Your goal:
Show, in full, each line of the data that contains "direction".

Supplied material:
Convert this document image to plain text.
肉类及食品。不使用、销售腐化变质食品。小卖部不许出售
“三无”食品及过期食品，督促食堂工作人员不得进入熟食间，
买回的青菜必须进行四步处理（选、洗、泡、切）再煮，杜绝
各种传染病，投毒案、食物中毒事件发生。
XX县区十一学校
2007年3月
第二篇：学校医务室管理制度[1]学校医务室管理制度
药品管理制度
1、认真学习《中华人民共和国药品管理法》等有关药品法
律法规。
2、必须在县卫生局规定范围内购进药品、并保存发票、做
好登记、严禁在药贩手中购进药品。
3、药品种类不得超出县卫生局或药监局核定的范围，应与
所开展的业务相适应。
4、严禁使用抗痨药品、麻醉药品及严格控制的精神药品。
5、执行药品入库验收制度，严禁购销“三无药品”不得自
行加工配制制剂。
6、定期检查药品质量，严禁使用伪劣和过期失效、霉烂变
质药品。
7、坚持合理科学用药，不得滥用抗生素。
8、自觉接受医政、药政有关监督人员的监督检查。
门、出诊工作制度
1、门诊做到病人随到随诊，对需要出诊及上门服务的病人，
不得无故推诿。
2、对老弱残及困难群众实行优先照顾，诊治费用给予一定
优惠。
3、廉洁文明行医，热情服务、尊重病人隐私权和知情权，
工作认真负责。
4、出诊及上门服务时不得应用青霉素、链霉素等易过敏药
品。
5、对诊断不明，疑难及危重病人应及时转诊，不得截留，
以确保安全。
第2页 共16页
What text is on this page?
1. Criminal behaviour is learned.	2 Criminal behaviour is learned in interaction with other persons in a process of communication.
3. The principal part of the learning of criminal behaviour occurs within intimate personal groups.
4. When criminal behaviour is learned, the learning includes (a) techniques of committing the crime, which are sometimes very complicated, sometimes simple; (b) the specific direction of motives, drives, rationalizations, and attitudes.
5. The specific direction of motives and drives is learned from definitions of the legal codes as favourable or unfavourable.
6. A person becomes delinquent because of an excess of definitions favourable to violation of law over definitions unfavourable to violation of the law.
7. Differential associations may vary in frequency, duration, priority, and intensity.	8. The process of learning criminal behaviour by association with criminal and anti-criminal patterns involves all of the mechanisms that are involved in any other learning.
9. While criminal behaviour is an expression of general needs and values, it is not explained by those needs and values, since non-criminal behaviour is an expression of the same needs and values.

Output:
4. When criminal behaviour is learned, the learning includes (a) techniques of committing the crime, which are sometimes very complicated, sometimes simple; (b) the specific direction of motives, drives, rationalizations, and attitudes.
5. The specific direction of motives and drives is learned from definitions of the legal codes as favourable or unfavourable.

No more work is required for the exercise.